Records from a collection
/---
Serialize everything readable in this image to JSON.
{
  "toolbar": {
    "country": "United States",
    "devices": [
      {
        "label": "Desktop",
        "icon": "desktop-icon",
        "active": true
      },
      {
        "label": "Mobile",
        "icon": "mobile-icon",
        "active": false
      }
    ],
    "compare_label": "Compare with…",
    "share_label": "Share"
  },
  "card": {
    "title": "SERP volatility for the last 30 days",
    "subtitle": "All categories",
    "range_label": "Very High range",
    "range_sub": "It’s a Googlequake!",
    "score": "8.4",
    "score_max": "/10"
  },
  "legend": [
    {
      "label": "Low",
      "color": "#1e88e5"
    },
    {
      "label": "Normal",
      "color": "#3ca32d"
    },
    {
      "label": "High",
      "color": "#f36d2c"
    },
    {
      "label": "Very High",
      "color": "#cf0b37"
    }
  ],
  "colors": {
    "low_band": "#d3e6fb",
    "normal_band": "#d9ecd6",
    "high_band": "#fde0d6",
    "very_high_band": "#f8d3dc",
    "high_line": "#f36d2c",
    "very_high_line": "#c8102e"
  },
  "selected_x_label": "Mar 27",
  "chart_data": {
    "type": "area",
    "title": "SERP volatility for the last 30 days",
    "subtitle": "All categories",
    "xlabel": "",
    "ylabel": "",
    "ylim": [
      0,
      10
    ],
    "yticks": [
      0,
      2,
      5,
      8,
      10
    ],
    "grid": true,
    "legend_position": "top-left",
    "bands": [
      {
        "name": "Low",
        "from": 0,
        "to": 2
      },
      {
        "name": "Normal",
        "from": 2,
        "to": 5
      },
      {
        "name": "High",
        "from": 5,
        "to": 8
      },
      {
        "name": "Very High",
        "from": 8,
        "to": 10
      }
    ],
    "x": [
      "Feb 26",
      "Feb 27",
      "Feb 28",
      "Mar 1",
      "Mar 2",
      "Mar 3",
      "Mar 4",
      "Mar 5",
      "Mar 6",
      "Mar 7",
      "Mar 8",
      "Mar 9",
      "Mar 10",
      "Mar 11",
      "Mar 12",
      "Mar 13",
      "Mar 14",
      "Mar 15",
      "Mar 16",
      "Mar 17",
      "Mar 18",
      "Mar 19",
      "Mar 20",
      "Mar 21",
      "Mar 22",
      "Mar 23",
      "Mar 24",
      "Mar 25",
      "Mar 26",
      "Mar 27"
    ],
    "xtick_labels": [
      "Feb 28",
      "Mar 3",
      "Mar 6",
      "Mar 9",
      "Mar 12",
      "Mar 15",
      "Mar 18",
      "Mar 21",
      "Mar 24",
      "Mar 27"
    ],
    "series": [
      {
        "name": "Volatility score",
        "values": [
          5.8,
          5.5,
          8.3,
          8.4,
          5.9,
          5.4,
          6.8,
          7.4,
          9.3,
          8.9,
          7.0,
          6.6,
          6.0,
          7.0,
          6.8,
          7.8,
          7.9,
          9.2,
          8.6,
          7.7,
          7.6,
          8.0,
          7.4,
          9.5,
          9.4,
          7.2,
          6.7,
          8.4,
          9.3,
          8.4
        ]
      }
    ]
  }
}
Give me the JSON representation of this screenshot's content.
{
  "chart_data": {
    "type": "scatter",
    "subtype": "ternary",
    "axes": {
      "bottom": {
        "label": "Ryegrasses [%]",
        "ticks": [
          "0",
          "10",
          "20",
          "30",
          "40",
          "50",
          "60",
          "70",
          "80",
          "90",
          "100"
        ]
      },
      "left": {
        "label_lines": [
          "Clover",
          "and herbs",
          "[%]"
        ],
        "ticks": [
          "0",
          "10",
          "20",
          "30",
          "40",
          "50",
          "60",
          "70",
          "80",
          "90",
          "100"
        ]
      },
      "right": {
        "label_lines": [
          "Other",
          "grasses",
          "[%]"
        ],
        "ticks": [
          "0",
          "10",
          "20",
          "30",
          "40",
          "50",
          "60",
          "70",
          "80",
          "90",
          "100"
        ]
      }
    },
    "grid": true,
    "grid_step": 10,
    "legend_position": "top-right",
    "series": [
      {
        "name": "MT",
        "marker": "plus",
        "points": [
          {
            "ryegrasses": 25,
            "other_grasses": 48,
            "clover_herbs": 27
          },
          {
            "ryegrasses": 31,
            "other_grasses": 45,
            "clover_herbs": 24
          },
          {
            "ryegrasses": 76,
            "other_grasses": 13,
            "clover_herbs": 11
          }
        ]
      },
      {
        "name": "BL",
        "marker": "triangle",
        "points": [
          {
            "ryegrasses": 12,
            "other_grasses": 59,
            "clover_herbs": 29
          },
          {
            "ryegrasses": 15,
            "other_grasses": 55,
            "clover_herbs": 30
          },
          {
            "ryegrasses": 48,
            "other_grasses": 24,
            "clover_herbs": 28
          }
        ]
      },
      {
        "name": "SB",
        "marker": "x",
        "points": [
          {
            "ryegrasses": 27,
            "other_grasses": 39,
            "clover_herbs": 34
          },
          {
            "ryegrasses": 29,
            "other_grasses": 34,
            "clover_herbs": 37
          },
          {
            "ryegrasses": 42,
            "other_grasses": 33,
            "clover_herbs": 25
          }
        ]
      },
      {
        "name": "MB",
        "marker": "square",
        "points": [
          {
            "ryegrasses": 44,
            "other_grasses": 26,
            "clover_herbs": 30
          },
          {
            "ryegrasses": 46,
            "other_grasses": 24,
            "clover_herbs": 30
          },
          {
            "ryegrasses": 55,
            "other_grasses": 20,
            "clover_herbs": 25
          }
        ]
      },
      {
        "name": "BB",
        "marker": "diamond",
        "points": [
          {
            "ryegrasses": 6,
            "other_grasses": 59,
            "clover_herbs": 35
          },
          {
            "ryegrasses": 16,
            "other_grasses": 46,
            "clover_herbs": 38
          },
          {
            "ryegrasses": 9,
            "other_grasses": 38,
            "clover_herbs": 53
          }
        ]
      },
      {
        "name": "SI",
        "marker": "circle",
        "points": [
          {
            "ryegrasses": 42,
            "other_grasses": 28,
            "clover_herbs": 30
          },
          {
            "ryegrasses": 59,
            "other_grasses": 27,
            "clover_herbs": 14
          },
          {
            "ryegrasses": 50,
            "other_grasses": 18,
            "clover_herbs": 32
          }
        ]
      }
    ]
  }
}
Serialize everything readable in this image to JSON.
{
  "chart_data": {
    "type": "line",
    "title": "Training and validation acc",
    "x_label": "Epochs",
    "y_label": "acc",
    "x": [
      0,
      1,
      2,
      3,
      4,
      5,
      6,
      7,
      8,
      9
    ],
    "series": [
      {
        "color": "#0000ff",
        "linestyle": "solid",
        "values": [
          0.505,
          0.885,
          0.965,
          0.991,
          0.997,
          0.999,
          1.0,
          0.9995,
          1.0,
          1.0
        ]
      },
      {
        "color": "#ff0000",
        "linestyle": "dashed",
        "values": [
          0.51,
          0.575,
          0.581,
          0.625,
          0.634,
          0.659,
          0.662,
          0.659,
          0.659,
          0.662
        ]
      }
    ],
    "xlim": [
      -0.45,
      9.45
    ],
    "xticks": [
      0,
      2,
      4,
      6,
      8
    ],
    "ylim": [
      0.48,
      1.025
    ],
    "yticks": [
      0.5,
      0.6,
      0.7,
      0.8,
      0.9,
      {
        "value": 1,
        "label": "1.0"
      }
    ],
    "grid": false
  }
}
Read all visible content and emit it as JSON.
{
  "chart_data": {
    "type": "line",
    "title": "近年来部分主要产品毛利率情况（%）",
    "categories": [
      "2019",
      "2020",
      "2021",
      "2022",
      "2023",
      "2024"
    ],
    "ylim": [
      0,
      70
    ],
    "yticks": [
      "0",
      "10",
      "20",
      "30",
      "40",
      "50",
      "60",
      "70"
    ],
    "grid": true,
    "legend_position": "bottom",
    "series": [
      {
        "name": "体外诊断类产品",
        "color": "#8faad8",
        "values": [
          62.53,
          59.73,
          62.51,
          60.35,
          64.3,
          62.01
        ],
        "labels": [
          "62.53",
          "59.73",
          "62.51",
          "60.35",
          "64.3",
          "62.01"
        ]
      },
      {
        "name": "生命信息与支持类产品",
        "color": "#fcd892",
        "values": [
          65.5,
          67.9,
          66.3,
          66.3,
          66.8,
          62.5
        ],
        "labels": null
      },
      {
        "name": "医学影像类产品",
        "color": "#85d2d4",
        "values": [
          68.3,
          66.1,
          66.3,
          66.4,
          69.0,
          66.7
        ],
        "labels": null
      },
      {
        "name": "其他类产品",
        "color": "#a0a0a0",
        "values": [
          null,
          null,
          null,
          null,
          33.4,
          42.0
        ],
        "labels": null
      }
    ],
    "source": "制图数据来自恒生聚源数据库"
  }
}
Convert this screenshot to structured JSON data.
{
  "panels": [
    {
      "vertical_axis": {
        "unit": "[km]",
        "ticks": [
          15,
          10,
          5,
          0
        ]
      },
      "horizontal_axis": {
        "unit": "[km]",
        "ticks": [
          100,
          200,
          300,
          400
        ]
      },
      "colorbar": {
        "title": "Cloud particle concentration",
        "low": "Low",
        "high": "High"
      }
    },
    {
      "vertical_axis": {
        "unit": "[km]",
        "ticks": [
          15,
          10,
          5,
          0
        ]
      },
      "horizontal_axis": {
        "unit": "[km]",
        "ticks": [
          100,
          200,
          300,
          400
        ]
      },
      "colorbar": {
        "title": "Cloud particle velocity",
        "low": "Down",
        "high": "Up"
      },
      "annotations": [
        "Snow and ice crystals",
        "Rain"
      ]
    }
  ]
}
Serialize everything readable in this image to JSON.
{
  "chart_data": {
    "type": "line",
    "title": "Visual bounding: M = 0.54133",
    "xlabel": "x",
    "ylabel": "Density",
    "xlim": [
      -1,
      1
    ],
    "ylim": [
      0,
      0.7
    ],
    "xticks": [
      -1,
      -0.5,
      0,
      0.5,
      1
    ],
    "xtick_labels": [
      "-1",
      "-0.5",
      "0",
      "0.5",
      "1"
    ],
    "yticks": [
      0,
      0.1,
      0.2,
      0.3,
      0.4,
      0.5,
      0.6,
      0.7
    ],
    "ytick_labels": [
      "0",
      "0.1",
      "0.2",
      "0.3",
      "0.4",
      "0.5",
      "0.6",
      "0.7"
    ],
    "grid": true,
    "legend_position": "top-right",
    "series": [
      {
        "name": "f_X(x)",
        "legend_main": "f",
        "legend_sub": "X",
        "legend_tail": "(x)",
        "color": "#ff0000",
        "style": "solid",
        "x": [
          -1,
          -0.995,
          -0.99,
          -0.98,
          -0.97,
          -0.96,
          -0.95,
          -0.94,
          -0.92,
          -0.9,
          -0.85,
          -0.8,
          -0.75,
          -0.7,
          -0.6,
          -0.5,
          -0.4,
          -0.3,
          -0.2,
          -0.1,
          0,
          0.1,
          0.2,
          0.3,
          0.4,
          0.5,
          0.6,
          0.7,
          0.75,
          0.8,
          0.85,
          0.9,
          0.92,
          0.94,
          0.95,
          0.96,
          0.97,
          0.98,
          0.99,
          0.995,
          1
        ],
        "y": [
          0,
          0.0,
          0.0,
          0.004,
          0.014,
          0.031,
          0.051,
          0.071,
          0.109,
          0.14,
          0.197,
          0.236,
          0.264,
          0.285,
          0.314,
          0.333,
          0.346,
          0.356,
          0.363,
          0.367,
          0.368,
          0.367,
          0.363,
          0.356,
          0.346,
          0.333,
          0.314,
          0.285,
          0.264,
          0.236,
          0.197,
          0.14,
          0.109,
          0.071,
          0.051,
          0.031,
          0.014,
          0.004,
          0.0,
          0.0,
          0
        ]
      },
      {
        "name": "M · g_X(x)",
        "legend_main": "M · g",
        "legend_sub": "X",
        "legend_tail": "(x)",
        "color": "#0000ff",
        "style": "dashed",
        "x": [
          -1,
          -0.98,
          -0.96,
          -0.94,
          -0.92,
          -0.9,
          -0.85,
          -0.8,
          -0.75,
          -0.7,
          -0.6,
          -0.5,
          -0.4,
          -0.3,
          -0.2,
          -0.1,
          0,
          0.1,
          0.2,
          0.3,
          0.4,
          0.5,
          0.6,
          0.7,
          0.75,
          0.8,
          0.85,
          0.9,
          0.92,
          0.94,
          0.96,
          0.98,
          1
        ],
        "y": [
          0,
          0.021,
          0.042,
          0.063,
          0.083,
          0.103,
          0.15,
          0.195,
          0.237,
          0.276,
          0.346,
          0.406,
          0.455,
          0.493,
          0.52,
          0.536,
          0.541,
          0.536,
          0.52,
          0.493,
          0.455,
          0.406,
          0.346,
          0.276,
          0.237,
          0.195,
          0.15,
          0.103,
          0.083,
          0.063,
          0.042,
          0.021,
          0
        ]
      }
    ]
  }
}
\---
=== Task statement ===
Isolate the lines that hold the word "particle" and copy all of them.

=== Task response ===
        "title": "Cloud particle concentration",
        "title": "Cloud particle velocity",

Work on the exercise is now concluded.